**REQUIREMENT**: Quote all entries in full, exactly.

Dataset records:
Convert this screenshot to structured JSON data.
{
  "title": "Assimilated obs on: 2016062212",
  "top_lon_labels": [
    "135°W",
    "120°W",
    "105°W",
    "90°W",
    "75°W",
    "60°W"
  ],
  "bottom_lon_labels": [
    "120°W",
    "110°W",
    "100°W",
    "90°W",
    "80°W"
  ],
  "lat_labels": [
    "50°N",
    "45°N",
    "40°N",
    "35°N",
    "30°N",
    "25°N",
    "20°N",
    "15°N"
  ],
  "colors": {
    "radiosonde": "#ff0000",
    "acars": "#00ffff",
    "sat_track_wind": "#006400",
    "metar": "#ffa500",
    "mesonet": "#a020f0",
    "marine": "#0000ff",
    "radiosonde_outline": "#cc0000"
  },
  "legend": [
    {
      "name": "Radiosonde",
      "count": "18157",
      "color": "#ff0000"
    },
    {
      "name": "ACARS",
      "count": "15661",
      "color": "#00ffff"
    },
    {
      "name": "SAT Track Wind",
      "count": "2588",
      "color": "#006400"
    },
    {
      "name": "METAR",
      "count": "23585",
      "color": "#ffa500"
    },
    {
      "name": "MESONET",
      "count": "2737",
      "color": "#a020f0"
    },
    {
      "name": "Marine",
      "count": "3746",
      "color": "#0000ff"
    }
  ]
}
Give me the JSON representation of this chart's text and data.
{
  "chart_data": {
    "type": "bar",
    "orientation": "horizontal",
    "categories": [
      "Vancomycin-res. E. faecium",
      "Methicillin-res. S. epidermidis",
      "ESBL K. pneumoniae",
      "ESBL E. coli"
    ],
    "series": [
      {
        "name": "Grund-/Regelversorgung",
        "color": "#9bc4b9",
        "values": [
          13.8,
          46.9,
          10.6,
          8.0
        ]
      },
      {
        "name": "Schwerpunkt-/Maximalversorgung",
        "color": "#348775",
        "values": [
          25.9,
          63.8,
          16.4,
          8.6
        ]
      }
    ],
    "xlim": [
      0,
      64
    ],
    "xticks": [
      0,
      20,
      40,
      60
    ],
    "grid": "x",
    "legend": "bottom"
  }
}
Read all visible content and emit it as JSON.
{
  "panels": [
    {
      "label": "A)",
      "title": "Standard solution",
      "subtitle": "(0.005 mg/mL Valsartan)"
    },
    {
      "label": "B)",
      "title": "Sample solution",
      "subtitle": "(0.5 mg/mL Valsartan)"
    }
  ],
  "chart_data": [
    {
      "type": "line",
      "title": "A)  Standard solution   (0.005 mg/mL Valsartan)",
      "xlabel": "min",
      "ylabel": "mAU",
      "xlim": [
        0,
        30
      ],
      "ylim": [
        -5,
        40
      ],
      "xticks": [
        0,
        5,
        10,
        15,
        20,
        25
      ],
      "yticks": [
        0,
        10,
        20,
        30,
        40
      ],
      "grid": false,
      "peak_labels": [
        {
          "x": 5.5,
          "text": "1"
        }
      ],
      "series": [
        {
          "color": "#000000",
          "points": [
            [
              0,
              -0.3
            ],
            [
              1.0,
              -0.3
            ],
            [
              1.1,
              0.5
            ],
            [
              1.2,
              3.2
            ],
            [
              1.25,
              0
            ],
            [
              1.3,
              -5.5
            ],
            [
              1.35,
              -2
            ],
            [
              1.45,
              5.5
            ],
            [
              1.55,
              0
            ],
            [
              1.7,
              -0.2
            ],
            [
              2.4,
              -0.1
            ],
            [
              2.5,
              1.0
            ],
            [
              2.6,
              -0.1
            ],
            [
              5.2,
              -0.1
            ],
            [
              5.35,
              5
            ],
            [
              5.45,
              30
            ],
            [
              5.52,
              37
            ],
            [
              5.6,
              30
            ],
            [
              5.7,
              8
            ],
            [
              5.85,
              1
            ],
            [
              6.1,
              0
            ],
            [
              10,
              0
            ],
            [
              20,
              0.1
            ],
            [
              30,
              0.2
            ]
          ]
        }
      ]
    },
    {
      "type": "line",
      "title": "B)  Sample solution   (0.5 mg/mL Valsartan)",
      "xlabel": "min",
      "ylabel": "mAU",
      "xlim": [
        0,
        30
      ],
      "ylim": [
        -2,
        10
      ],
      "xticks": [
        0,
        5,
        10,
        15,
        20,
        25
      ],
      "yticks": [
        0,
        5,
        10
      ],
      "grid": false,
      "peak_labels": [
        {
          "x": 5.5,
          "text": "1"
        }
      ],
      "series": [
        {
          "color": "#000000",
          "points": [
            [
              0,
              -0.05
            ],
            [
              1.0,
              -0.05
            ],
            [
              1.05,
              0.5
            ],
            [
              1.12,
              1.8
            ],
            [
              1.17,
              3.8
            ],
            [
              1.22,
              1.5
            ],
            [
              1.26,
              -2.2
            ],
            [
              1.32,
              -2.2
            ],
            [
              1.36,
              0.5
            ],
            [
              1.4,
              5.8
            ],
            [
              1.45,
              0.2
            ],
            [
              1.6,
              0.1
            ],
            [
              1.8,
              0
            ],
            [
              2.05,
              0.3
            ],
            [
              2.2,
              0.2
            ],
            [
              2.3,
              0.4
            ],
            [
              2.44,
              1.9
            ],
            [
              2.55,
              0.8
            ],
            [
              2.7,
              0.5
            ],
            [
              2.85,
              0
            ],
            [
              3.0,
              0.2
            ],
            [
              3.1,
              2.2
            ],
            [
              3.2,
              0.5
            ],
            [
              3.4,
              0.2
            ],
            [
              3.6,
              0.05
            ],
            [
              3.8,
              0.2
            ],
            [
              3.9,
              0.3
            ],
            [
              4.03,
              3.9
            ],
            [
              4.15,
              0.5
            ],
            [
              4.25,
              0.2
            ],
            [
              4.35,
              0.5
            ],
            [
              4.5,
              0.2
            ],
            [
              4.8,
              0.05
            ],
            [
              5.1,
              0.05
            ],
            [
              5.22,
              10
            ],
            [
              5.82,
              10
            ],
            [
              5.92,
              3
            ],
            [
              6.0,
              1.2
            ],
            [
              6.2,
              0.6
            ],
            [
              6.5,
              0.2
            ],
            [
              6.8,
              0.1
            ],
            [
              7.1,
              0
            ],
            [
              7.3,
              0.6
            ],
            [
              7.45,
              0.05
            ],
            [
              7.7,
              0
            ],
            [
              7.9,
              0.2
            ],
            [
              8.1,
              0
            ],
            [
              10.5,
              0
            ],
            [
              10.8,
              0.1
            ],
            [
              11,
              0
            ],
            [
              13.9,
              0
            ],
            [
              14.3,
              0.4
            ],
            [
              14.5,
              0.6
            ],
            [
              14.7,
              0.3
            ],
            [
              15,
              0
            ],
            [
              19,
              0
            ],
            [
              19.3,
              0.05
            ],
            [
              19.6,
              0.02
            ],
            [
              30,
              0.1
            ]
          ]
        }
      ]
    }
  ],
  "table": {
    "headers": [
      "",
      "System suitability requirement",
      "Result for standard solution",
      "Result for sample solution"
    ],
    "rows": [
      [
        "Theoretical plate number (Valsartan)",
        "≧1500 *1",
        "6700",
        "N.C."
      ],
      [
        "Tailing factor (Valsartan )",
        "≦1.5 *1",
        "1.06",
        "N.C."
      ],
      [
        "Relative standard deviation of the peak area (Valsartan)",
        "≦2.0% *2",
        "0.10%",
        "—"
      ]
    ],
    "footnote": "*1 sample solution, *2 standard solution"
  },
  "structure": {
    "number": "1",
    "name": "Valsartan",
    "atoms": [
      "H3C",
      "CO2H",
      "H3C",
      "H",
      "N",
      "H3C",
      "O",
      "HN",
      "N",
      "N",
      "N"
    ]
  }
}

**SOLUTION FOR THIS EXERCISE**:
Convert this screenshot to structured JSON data.
{
  "title": "Assimilated obs on: 2016062212",
  "top_lon_labels": [
    "135°W",
    "120°W",
    "105°W",
    "90°W",
    "75°W",
    "60°W"
  ],
  "bottom_lon_labels": [
    "120°W",
    "110°W",
    "100°W",
    "90°W",
    "80°W"
  ],
  "lat_labels": [
    "50°N",
    "45°N",
    "40°N",
    "35°N",
    "30°N",
    "25°N",
    "20°N",
    "15°N"
  ],
  "colors": {
    "radiosonde": "#ff0000",
    "acars": "#00ffff",
    "sat_track_wind": "#006400",
    "metar": "#ffa500",
    "mesonet": "#a020f0",
    "marine": "#0000ff",
    "radiosonde_outline": "#cc0000"
  },
  "legend": [
    {
      "name": "Radiosonde",
      "count": "18157",
      "color": "#ff0000"
    },
    {
      "name": "ACARS",
      "count": "15661",
      "color": "#00ffff"
    },
    {
      "name": "SAT Track Wind",
      "count": "2588",
      "color": "#006400"
    },
    {
      "name": "METAR",
      "count": "23585",
      "color": "#ffa500"
    },
    {
      "name": "MESONET",
      "count": "2737",
      "color": "#a020f0"
    },
    {
      "name": "Marine",
      "count": "3746",
      "color": "#0000ff"
    }
  ]
}
Give me the JSON representation of this chart's text and data.
{
  "chart_data": {
    "type": "bar",
    "orientation": "horizontal",
    "categories": [
      "Vancomycin-res. E. faecium",
      "Methicillin-res. S. epidermidis",
      "ESBL K. pneumoniae",
      "ESBL E. coli"
    ],
    "series": [
      {
        "name": "Grund-/Regelversorgung",
        "color": "#9bc4b9",
        "values": [
          13.8,
          46.9,
          10.6,
          8.0
        ]
      },
      {
        "name": "Schwerpunkt-/Maximalversorgung",
        "color": "#348775",
        "values": [
          25.9,
          63.8,
          16.4,
          8.6
        ]
      }
    ],
    "xlim": [
      0,
      64
    ],
    "xticks": [
      0,
      20,
      40,
      60
    ],
    "grid": "x",
    "legend": "bottom"
  }
}
Read all visible content and emit it as JSON.
{
  "panels": [
    {
      "label": "A)",
      "title": "Standard solution",
      "subtitle": "(0.005 mg/mL Valsartan)"
    },
    {
      "label": "B)",
      "title": "Sample solution",
      "subtitle": "(0.5 mg/mL Valsartan)"
    }
  ],
  "chart_data": [
    {
      "type": "line",
      "title": "A)  Standard solution   (0.005 mg/mL Valsartan)",
      "xlabel": "min",
      "ylabel": "mAU",
      "xlim": [
        0,
        30
      ],
      "ylim": [
        -5,
        40
      ],
      "xticks": [
        0,
        5,
        10,
        15,
        20,
        25
      ],
      "yticks": [
        0,
        10,
        20,
        30,
        40
      ],
      "grid": false,
      "peak_labels": [
        {
          "x": 5.5,
          "text": "1"
        }
      ],
      "series": [
        {
          "color": "#000000",
          "points": [
            [
              0,
              -0.3
            ],
            [
              1.0,
              -0.3
            ],
            [
              1.1,
              0.5
            ],
            [
              1.2,
              3.2
            ],
            [
              1.25,
              0
            ],
            [
              1.3,
              -5.5
            ],
            [
              1.35,
              -2
            ],
            [
              1.45,
              5.5
            ],
            [
              1.55,
              0
            ],
            [
              1.7,
              -0.2
            ],
            [
              2.4,
              -0.1
            ],
            [
              2.5,
              1.0
            ],
            [
              2.6,
              -0.1
            ],
            [
              5.2,
              -0.1
            ],
            [
              5.35,
              5
            ],
            [
              5.45,
              30
            ],
            [
              5.52,
              37
            ],
            [
              5.6,
              30
            ],
            [
              5.7,
              8
            ],
            [
              5.85,
              1
            ],
            [
              6.1,
              0
            ],
            [
              10,
              0
            ],
            [
              20,
              0.1
            ],
            [
              30,
              0.2
            ]
          ]
        }
      ]
    },
    {
      "type": "line",
      "title": "B)  Sample solution   (0.5 mg/mL Valsartan)",
      "xlabel": "min",
      "ylabel": "mAU",
      "xlim": [
        0,
        30
      ],
      "ylim": [
        -2,
        10
      ],
      "xticks": [
        0,
        5,
        10,
        15,
        20,
        25
      ],
      "yticks": [
        0,
        5,
        10
      ],
      "grid": false,
      "peak_labels": [
        {
          "x": 5.5,
          "text": "1"
        }
      ],
      "series": [
        {
          "color": "#000000",
          "points": [
            [
              0,
              -0.05
            ],
            [
              1.0,
              -0.05
            ],
            [
              1.05,
              0.5
            ],
            [
              1.12,
              1.8
            ],
            [
              1.17,
              3.8
            ],
            [
              1.22,
              1.5
            ],
            [
              1.26,
              -2.2
            ],
            [
              1.32,
              -2.2
            ],
            [
              1.36,
              0.5
            ],
            [
              1.4,
              5.8
            ],
            [
              1.45,
              0.2
            ],
            [
              1.6,
              0.1
            ],
            [
              1.8,
              0
            ],
            [
              2.05,
              0.3
            ],
            [
              2.2,
              0.2
            ],
            [
              2.3,
              0.4
            ],
            [
              2.44,
              1.9
            ],
            [
              2.55,
              0.8
            ],
            [
              2.7,
              0.5
            ],
            [
              2.85,
              0
            ],
            [
              3.0,
              0.2
            ],
            [
              3.1,
              2.2
            ],
            [
              3.2,
              0.5
            ],
            [
              3.4,
              0.2
            ],
            [
              3.6,
              0.05
            ],
            [
              3.8,
              0.2
            ],
            [
              3.9,
              0.3
            ],
            [
              4.03,
              3.9
            ],
            [
              4.15,
              0.5
            ],
            [
              4.25,
              0.2
            ],
            [
              4.35,
              0.5
            ],
            [
              4.5,
              0.2
            ],
            [
              4.8,
              0.05
            ],
            [
              5.1,
              0.05
            ],
            [
              5.22,
              10
            ],
            [
              5.82,
              10
            ],
            [
              5.92,
              3
            ],
            [
              6.0,
              1.2
            ],
            [
              6.2,
              0.6
            ],
            [
              6.5,
              0.2
            ],
            [
              6.8,
              0.1
            ],
            [
              7.1,
              0
            ],
            [
              7.3,
              0.6
            ],
            [
              7.45,
              0.05
            ],
            [
              7.7,
              0
            ],
            [
              7.9,
              0.2
            ],
            [
              8.1,
              0
            ],
            [
              10.5,
              0
            ],
            [
              10.8,
              0.1
            ],
            [
              11,
              0
            ],
            [
              13.9,
              0
            ],
            [
              14.3,
              0.4
            ],
            [
              14.5,
              0.6
            ],
            [
              14.7,
              0.3
            ],
            [
              15,
              0
            ],
            [
              19,
              0
            ],
            [
              19.3,
              0.05
            ],
            [
              19.6,
              0.02
            ],
            [
              30,
              0.1
            ]
          ]
        }
      ]
    }
  ],
  "table": {
    "headers": [
      "",
      "System suitability requirement",
      "Result for standard solution",
      "Result for sample solution"
    ],
    "rows": [
      [
        "Theoretical plate number (Valsartan)",
        "≧1500 *1",
        "6700",
        "N.C."
      ],
      [
        "Tailing factor (Valsartan )",
        "≦1.5 *1",
        "1.06",
        "N.C."
      ],
      [
        "Relative standard deviation of the peak area (Valsartan)",
        "≦2.0% *2",
        "0.10%",
        "—"
      ]
    ],
    "footnote": "*1 sample solution, *2 standard solution"
  },
  "structure": {
    "number": "1",
    "name": "Valsartan",
    "atoms": [
      "H3C",
      "CO2H",
      "H3C",
      "H",
      "N",
      "H3C",
      "O",
      "HN",
      "N",
      "N",
      "N"
    ]
  }
}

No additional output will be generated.